━━━ GIVEN DATA

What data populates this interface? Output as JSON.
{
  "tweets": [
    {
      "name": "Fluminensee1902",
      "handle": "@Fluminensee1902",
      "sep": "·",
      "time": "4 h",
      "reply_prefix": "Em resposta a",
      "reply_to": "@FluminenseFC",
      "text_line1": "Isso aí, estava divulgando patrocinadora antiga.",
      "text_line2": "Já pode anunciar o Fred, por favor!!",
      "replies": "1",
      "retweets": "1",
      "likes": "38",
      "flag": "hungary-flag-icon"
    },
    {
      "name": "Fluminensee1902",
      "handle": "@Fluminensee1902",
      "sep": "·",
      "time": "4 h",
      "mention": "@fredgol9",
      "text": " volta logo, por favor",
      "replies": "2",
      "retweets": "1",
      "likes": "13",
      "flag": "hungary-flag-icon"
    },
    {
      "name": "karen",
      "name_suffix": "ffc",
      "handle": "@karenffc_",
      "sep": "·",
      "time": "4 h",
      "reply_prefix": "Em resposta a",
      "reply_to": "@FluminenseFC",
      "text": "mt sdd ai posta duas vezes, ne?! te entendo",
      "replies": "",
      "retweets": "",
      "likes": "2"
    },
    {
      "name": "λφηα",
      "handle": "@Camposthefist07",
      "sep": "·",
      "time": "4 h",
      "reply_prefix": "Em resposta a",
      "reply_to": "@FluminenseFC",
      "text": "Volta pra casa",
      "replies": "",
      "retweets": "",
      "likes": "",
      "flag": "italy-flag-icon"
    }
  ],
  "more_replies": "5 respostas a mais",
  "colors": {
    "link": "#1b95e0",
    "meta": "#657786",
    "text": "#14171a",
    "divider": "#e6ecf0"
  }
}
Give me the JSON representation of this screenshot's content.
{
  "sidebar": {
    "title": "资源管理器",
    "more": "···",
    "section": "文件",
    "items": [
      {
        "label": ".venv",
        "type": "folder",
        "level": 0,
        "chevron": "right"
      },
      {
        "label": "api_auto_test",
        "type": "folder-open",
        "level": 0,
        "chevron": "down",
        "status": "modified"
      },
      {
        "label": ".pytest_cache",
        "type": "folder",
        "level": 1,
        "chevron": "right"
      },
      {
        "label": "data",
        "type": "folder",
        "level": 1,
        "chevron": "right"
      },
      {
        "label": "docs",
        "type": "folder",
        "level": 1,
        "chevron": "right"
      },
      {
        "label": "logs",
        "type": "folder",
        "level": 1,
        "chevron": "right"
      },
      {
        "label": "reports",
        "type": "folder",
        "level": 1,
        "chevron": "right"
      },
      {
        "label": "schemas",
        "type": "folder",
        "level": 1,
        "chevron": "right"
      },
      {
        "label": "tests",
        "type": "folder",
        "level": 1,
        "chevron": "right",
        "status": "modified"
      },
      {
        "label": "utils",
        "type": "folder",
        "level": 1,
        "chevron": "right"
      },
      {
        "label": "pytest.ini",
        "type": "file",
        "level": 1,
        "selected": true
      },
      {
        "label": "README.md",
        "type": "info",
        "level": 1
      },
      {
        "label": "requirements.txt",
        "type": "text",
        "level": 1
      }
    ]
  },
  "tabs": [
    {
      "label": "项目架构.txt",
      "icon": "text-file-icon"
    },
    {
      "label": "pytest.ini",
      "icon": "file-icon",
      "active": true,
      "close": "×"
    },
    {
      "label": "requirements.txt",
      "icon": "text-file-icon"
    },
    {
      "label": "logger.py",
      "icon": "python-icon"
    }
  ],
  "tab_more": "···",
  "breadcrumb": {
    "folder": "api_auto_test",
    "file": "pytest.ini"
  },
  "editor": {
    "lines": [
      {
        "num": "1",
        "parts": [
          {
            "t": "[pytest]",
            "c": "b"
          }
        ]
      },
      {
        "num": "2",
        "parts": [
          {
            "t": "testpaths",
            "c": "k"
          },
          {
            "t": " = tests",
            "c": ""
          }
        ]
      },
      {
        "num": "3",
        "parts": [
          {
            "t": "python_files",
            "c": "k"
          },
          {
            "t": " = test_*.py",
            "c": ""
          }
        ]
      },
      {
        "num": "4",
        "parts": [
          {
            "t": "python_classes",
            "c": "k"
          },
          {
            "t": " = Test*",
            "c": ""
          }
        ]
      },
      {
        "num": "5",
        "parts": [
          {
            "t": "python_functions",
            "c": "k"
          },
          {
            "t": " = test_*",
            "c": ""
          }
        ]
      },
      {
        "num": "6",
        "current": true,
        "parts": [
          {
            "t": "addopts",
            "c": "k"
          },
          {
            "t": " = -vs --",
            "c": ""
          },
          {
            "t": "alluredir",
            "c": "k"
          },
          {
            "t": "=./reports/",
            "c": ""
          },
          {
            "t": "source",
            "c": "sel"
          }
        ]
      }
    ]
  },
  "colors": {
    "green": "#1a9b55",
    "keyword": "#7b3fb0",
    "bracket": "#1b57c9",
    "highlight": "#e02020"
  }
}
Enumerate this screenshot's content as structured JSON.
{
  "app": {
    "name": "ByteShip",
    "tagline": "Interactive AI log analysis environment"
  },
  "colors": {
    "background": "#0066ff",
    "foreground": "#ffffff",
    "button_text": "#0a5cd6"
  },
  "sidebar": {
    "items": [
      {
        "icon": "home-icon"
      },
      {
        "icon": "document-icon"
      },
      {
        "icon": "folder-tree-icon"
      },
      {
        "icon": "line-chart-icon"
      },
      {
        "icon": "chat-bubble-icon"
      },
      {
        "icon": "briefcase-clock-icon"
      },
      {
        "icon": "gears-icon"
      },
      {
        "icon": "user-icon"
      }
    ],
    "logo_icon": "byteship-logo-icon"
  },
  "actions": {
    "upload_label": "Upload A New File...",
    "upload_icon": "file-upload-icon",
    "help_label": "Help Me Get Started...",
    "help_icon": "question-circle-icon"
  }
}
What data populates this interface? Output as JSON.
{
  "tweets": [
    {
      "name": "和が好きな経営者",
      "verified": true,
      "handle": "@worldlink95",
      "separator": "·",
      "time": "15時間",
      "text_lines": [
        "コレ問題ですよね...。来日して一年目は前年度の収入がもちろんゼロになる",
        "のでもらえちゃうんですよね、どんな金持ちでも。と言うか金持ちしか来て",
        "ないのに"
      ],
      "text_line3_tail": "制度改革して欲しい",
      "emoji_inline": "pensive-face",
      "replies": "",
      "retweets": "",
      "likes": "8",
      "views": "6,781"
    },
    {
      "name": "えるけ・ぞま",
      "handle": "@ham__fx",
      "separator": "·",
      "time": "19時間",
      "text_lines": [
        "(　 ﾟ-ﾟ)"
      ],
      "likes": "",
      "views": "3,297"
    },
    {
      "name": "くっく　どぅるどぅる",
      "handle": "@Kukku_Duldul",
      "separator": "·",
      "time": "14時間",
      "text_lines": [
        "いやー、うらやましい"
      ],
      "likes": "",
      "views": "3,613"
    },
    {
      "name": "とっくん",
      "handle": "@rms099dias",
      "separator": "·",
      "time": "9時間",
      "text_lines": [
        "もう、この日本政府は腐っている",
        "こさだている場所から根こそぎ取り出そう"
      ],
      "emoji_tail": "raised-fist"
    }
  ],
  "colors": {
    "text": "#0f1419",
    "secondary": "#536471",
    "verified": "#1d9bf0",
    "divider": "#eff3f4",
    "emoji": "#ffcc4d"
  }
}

━━━━━━

● **REQUIRED WORK**
Within the material above, find the lines that contain the word "screenshot"; copy them.

● **OUTPUT OF THE EXERCISE**
Give me the JSON representation of this screenshot's content.
Enumerate this screenshot's content as structured JSON.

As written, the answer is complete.